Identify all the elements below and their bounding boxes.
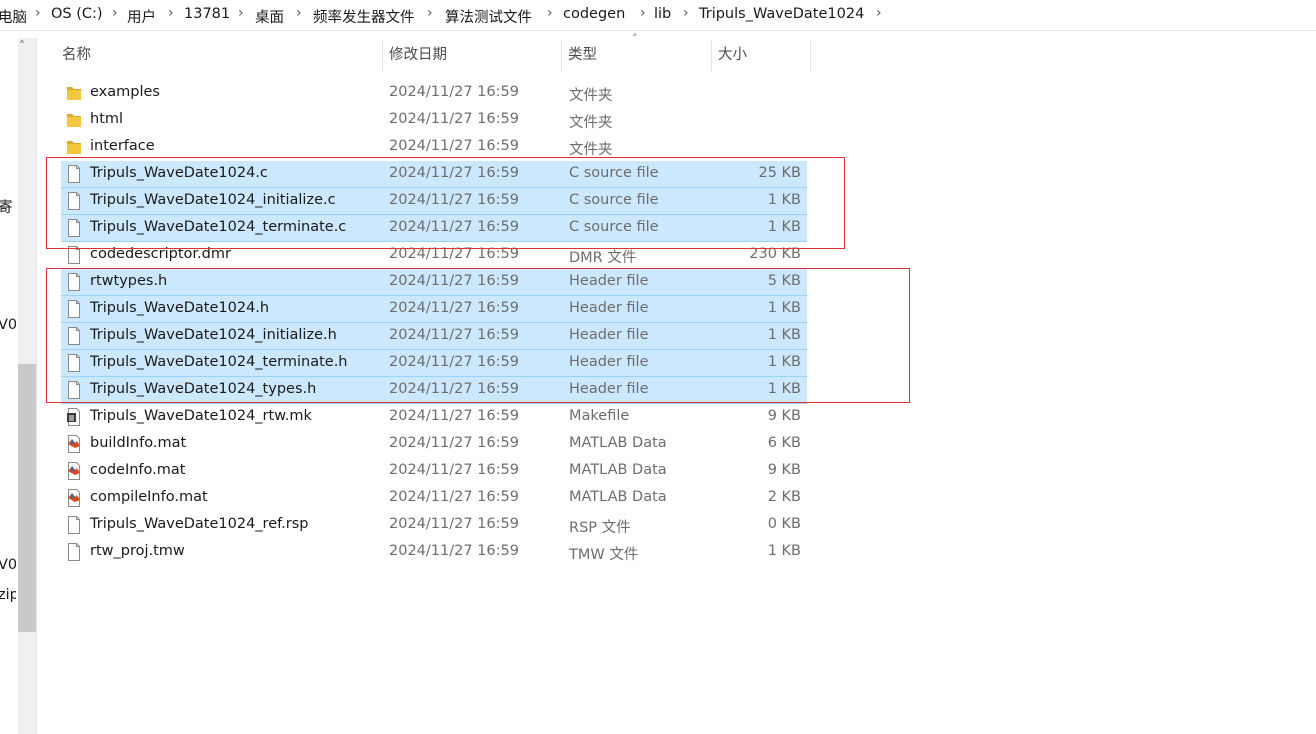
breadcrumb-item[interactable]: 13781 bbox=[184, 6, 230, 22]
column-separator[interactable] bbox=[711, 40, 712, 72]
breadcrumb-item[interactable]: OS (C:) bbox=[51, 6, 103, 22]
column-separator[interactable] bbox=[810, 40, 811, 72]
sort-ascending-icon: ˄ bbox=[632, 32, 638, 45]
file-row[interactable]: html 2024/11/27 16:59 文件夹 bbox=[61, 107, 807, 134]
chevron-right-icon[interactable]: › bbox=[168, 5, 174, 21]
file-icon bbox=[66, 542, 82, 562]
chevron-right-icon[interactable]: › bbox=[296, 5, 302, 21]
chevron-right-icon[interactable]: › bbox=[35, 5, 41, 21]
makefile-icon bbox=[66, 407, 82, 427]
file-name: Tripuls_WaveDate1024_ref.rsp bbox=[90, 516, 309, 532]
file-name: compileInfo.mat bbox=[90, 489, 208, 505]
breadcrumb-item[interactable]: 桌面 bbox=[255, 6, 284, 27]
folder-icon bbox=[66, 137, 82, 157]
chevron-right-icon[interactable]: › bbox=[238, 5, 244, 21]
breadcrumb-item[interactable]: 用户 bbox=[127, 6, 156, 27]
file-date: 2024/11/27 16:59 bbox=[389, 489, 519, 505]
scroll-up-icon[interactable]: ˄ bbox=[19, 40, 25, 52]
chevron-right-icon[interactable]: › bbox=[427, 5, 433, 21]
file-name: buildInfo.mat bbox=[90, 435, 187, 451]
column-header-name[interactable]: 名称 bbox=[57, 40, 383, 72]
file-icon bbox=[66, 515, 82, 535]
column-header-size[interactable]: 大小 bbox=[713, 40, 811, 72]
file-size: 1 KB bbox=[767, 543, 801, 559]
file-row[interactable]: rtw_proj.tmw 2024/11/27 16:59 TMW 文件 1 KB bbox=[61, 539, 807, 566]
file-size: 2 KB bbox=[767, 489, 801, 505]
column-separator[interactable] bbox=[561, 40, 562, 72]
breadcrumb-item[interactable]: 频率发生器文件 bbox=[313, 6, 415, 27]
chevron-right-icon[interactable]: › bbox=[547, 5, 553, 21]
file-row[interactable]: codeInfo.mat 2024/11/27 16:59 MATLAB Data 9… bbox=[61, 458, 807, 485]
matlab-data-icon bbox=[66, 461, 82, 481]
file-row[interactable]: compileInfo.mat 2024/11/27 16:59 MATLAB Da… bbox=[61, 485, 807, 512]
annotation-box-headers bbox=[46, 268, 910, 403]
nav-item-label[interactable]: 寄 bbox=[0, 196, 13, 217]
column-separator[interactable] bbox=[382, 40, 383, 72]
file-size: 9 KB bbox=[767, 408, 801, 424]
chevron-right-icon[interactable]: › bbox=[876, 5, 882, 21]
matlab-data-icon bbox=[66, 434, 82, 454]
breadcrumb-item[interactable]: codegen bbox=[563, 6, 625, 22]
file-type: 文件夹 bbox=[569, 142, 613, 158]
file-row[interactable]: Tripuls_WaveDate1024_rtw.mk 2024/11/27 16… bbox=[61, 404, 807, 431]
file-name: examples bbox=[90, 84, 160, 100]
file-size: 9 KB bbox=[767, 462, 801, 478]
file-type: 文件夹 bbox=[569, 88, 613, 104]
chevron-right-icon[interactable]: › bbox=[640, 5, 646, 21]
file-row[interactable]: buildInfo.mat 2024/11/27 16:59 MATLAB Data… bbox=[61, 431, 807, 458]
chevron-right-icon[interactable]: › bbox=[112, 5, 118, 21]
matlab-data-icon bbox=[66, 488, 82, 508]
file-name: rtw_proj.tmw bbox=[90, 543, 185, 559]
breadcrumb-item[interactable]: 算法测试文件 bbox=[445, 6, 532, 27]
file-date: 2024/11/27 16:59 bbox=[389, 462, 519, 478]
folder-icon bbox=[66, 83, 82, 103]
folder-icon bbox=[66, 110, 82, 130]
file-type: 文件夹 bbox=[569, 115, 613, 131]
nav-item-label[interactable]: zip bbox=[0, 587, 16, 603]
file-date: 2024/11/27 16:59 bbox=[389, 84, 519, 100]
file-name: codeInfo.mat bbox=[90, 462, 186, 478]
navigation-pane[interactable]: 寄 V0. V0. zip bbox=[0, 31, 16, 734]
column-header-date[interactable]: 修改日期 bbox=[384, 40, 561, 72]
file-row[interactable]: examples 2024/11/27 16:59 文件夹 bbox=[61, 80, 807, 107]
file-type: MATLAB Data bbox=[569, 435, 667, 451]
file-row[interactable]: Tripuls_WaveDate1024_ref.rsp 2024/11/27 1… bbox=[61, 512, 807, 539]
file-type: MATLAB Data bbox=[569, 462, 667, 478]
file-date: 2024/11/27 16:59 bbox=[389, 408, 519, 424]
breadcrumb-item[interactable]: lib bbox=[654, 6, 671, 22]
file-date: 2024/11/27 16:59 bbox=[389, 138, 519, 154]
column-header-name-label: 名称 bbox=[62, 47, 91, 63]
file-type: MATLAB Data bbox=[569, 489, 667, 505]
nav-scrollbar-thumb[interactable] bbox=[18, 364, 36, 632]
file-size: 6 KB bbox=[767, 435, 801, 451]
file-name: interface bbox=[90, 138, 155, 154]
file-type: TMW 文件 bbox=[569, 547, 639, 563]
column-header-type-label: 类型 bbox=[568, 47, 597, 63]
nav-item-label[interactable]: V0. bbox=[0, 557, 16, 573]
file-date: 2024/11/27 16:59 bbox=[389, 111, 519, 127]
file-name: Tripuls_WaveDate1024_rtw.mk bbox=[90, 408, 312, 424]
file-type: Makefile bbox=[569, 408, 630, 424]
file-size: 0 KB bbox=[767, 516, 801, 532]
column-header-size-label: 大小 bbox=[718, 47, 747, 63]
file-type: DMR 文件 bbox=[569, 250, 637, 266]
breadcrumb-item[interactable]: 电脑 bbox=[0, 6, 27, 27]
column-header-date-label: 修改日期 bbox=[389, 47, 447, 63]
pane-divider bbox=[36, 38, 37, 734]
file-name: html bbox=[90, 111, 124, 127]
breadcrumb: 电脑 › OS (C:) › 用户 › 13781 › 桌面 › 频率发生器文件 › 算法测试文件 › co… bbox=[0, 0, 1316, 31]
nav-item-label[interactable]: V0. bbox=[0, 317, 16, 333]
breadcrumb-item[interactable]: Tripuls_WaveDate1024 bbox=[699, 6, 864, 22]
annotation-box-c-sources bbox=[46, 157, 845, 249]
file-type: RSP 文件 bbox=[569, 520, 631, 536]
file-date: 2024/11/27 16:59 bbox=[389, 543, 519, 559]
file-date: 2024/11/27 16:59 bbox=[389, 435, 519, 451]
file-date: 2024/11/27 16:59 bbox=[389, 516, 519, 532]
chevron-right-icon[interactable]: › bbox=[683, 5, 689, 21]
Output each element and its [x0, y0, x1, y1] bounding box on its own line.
════════════════
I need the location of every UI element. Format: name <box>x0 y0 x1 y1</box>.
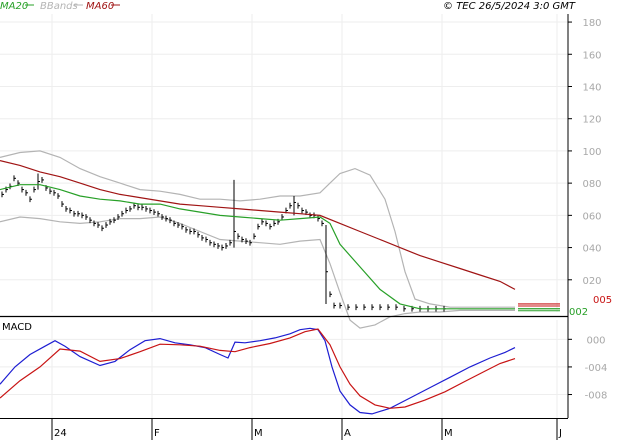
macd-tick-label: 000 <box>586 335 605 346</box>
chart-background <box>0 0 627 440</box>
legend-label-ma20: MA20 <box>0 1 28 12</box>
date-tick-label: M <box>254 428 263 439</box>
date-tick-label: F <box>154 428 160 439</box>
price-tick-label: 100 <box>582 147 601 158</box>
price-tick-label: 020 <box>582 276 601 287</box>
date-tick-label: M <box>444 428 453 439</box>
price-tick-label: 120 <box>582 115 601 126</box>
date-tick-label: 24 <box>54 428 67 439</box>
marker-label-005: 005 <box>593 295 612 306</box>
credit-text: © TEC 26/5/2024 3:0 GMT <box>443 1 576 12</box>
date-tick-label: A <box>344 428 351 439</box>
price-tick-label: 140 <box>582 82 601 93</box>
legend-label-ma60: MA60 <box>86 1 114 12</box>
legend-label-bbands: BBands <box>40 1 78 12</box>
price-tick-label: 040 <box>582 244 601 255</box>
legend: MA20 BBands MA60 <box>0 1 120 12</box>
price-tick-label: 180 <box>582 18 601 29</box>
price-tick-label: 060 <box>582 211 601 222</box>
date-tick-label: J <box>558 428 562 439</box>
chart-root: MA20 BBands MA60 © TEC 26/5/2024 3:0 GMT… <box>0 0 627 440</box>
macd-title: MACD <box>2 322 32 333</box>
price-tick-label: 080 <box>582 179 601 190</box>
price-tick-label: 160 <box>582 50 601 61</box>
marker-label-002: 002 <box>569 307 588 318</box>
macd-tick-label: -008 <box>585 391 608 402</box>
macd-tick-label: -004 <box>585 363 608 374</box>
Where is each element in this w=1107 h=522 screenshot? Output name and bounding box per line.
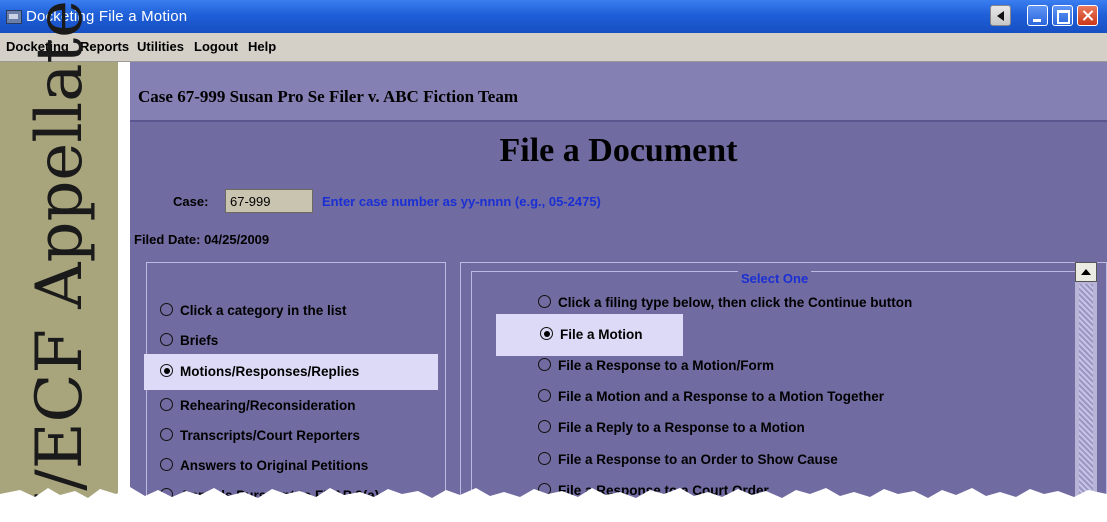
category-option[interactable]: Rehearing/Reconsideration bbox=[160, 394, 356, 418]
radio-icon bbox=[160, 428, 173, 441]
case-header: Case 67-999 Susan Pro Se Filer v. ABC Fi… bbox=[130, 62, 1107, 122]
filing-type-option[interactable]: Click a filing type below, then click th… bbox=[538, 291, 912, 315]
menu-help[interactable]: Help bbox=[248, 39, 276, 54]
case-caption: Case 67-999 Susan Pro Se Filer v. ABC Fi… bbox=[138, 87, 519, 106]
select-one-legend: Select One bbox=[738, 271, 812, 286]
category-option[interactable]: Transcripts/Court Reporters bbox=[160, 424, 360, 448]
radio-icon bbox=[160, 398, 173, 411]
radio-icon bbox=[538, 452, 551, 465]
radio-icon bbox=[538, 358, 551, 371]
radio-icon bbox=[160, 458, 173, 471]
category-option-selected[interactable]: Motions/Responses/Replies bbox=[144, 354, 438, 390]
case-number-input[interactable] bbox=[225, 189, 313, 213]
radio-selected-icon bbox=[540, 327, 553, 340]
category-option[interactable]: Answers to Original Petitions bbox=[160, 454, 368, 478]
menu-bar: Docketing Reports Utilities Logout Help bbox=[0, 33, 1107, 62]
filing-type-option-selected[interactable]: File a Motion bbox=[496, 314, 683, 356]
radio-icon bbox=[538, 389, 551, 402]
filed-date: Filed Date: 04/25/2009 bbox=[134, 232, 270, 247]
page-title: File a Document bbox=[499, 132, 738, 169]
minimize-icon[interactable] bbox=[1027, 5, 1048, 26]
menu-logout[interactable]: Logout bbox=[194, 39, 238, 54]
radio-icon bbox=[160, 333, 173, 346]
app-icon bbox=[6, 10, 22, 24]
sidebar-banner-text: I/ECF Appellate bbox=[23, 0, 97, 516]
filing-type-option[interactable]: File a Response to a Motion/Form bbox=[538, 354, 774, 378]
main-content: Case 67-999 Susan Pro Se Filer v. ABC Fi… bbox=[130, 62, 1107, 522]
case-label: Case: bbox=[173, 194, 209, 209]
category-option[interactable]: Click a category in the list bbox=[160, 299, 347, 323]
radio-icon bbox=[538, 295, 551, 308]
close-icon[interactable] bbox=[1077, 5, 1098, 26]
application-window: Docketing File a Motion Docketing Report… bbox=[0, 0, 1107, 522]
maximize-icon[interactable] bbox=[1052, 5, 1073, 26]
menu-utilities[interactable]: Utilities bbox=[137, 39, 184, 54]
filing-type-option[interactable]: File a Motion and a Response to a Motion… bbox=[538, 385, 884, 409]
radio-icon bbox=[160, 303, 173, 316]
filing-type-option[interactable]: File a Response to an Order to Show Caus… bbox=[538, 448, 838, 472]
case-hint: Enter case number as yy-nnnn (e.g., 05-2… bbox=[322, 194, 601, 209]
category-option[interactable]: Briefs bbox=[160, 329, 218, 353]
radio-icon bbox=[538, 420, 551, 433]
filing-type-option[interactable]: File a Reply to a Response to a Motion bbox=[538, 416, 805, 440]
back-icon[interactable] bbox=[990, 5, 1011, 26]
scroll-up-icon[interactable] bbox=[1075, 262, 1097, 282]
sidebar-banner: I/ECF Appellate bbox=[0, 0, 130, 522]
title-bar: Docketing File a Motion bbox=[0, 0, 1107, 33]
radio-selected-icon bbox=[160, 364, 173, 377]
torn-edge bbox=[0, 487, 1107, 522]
════════════════
**THE EXERCISE**
Rewrite the records from the line with "breadcrumb-item[interactable]: 13781 bbox=[184, 6, 230, 22]" up to and including the line with "breadcrumb-item[interactable]: 用户 bbox=[127, 6, 156, 27]", replacing "chevron-right-icon" with "arrow-right-icon" and leaving everything else unchanged.

**WRITTEN ANSWER**
breadcrumb-item[interactable]: 13781 bbox=[184, 6, 230, 22]
column-separator[interactable] bbox=[711, 40, 712, 72]
breadcrumb-item[interactable]: OS (C:) bbox=[51, 6, 103, 22]
column-separator[interactable] bbox=[810, 40, 811, 72]
sort-ascending-icon: ˄ bbox=[632, 32, 638, 45]
file-row[interactable]: html 2024/11/27 16:59 文件夹 bbox=[61, 107, 807, 134]
arrow-right-icon[interactable]: › bbox=[168, 5, 174, 21]
file-icon bbox=[66, 542, 82, 562]
arrow-right-icon[interactable]: › bbox=[296, 5, 302, 21]
arrow-right-icon[interactable]: › bbox=[35, 5, 41, 21]
makefile-icon bbox=[66, 407, 82, 427]
file-name: Tripuls_WaveDate1024_ref.rsp bbox=[90, 516, 309, 532]
file-name: compileInfo.mat bbox=[90, 489, 208, 505]
breadcrumb-item[interactable]: 桌面 bbox=[255, 6, 284, 27]
folder-icon bbox=[66, 137, 82, 157]
arrow-right-icon[interactable]: › bbox=[238, 5, 244, 21]
breadcrumb-item[interactable]: 用户 bbox=[127, 6, 156, 27]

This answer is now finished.